Testimony from:
Robert Melvin, Northeast Region Director, R Street Institute

In OPPOSITION to House Bill 1179, “Consumer Protection – Application Store Accountability Act”

March 10, 2026

House Economic Matters Committee

Chairwoman Valderrama, and members of the committee,

My name is Robert Melvin, and I am the Northeast Region Director at the R Street Institute (RSI), a nonprofit, nonpartisan public-policy organization. Our mission is to engage in research and outreach to promote free markets and limited, effective government, in a variety of policy areas, including those related to technology and innovation. It’s for this reason we are opposed to House Bill 1179.

HB 1179 stipulates that upon setup of a mobile device app stores are required to validate the age of the user and, if the user is determined to be a minor, demonstrate parental consent for every application that is downloaded, updated, or procured by the minor.[1] Although we appreciate the intent of this legislation—protecting kids and teens from harmful content and interactions online—we are troubled by the approach of mandating that all devices and apps acquire age verification.[2] Beyond the significant practical implications this bill presents, HB 1179 has a high probability of being invalidated as an overly expansive and unconstitutional impediment to lawful access to protected expression and content.

§ Goal A
According to the testimony, on what date was it given?
The testimony and these records come from unrelated sources.

Item position entries
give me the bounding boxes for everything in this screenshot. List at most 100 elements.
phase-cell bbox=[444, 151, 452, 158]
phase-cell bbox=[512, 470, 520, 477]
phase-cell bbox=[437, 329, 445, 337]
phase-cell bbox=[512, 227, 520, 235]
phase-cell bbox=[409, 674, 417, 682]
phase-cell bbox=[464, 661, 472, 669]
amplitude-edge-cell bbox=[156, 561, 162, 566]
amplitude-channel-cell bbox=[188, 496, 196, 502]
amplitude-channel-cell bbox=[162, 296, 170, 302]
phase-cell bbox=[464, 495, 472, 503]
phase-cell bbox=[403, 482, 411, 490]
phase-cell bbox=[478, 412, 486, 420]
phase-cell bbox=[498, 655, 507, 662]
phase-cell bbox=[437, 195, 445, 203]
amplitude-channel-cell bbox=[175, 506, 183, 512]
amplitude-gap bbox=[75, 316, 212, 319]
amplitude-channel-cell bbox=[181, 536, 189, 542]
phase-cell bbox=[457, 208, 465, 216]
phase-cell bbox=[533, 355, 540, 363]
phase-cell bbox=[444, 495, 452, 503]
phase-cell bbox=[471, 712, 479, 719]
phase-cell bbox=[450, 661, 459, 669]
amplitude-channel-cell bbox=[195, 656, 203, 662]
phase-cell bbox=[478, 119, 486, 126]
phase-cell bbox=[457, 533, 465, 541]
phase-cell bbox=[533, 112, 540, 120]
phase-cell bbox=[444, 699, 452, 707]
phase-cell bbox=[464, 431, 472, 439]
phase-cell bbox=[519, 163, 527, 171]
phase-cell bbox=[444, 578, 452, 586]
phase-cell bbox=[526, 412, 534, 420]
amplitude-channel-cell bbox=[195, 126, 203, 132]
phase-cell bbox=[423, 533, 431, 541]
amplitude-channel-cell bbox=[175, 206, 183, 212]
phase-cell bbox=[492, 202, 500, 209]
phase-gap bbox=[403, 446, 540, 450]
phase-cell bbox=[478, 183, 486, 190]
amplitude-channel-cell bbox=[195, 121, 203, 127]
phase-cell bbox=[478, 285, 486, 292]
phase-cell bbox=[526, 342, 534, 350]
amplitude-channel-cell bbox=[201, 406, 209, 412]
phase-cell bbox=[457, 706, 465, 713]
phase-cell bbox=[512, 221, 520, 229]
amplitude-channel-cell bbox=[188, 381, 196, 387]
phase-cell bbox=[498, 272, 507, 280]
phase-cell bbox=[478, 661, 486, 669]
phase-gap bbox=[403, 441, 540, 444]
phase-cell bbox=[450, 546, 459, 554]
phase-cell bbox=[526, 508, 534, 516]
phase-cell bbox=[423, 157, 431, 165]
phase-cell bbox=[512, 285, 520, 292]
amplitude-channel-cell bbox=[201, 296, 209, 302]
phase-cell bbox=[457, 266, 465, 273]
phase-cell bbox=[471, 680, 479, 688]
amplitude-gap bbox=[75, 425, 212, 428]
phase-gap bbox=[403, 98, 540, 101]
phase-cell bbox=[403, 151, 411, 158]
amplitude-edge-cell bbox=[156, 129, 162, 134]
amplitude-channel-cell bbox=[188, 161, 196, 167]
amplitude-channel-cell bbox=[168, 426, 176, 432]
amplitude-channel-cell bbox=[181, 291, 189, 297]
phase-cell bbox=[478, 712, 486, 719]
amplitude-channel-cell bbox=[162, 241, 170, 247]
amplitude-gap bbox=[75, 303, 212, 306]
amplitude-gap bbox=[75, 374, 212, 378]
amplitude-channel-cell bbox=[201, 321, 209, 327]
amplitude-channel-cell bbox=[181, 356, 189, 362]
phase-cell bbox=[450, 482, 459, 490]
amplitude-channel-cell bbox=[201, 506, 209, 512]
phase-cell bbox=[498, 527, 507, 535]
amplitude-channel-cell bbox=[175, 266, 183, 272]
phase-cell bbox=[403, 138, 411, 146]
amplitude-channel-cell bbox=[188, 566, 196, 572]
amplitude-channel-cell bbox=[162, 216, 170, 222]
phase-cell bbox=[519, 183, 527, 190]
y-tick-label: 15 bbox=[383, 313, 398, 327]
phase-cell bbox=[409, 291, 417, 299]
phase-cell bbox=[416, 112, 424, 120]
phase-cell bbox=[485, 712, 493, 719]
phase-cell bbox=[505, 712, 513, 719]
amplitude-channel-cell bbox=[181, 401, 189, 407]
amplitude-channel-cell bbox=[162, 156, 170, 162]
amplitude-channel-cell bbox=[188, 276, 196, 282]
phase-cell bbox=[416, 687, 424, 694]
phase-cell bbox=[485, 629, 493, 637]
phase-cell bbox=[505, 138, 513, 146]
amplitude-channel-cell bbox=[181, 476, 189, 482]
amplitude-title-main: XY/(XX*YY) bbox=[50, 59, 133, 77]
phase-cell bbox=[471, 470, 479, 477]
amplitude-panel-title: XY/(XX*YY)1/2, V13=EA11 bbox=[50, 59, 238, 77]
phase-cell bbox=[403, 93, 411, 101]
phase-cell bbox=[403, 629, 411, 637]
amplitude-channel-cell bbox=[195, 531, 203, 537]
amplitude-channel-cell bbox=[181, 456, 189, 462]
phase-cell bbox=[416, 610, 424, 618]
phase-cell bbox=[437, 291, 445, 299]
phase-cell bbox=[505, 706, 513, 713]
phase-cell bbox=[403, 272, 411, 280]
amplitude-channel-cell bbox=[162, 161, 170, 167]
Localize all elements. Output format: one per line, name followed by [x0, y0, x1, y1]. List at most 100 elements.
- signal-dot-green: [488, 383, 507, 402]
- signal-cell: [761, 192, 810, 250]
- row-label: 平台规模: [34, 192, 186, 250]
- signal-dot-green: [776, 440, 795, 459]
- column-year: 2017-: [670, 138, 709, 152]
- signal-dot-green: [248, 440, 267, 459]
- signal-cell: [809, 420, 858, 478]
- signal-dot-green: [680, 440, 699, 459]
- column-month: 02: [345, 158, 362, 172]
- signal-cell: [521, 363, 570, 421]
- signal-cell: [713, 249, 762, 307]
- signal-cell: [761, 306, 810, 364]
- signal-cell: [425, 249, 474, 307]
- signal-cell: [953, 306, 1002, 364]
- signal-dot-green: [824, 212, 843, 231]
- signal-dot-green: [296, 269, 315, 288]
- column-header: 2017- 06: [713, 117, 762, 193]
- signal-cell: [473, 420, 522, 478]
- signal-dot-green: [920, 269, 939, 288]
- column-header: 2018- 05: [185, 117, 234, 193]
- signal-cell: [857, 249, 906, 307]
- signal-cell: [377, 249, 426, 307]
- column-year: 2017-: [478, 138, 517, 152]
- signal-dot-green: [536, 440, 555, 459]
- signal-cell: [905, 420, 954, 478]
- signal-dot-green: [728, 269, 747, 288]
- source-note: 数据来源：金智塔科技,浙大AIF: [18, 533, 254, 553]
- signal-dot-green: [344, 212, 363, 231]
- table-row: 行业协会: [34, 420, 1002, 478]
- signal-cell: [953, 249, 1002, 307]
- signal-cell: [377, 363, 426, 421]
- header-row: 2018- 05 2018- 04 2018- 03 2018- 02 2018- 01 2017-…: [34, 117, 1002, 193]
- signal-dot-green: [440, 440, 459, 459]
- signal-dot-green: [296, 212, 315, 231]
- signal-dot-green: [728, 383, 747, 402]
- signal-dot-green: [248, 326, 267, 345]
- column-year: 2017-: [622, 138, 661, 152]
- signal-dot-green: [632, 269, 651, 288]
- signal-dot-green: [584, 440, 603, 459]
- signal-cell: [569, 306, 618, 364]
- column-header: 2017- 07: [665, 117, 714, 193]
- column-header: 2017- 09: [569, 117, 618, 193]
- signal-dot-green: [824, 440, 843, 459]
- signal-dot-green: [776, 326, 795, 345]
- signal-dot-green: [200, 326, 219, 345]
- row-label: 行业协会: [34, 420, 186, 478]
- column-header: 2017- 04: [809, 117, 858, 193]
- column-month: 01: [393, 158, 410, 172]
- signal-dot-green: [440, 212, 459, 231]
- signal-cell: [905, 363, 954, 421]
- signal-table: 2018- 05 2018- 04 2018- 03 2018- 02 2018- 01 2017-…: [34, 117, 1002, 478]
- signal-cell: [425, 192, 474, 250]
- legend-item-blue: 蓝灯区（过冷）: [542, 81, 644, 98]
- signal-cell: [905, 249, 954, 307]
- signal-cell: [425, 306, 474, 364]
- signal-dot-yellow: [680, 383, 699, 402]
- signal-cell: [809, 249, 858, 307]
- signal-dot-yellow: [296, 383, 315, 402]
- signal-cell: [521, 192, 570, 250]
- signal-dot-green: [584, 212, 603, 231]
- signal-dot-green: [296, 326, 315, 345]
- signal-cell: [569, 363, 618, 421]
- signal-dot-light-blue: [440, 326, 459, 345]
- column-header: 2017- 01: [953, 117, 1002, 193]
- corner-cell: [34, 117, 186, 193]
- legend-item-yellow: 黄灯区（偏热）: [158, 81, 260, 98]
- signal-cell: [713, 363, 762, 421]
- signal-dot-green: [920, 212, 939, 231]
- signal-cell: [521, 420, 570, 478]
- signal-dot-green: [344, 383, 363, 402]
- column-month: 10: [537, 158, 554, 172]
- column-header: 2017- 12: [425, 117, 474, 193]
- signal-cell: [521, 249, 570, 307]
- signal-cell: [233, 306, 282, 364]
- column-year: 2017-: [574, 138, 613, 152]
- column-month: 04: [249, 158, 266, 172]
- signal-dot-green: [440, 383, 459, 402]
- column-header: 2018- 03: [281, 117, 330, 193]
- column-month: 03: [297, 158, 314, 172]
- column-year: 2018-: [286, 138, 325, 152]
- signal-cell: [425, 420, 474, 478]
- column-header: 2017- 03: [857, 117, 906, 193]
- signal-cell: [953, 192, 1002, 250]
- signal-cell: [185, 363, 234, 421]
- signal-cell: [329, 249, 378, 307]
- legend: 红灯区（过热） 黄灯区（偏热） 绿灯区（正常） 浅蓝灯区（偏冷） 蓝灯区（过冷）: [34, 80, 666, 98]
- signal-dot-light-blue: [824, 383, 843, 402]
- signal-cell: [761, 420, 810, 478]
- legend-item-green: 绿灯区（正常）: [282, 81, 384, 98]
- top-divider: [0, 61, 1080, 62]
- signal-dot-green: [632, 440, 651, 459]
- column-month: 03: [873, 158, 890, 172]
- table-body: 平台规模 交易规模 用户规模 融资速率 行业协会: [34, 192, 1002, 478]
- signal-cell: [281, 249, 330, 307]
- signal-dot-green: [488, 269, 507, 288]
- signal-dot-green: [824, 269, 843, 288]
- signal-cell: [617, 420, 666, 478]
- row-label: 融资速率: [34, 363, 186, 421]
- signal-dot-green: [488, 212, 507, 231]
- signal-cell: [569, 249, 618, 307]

§ Goal B
Render the records, from their first line through the line holding "amplitude-gap bbox=[75, 316, 212, 319]", inclusive, as a Markdown table with columns Row and Entry, omitting blank lines.

§ Complete response A
March 10, 2026

§ Complete response B
| Row | Entry |
|---|---|
| 1 | give me the bounding boxes for everything in this screenshot. List at most 100 elements. |
| 2 | phase-cell bbox=[444, 151, 452, 158] |
| 3 | phase-cell bbox=[512, 470, 520, 477] |
| 4 | phase-cell bbox=[437, 329, 445, 337] |
| 5 | phase-cell bbox=[512, 227, 520, 235] |
| 6 | phase-cell bbox=[409, 674, 417, 682] |
| 7 | phase-cell bbox=[464, 661, 472, 669] |
| 8 | amplitude-edge-cell bbox=[156, 561, 162, 566] |
| 9 | amplitude-channel-cell bbox=[188, 496, 196, 502] |
| 10 | amplitude-channel-cell bbox=[162, 296, 170, 302] |
| 11 | phase-cell bbox=[464, 495, 472, 503] |
| 12 | phase-cell bbox=[403, 482, 411, 490] |
| 13 | phase-cell bbox=[478, 412, 486, 420] |
| 14 | phase-cell bbox=[498, 655, 507, 662] |
| 15 | phase-cell bbox=[437, 195, 445, 203] |
| 16 | amplitude-channel-cell bbox=[175, 506, 183, 512] |
| 17 | amplitude-gap bbox=[75, 316, 212, 319] |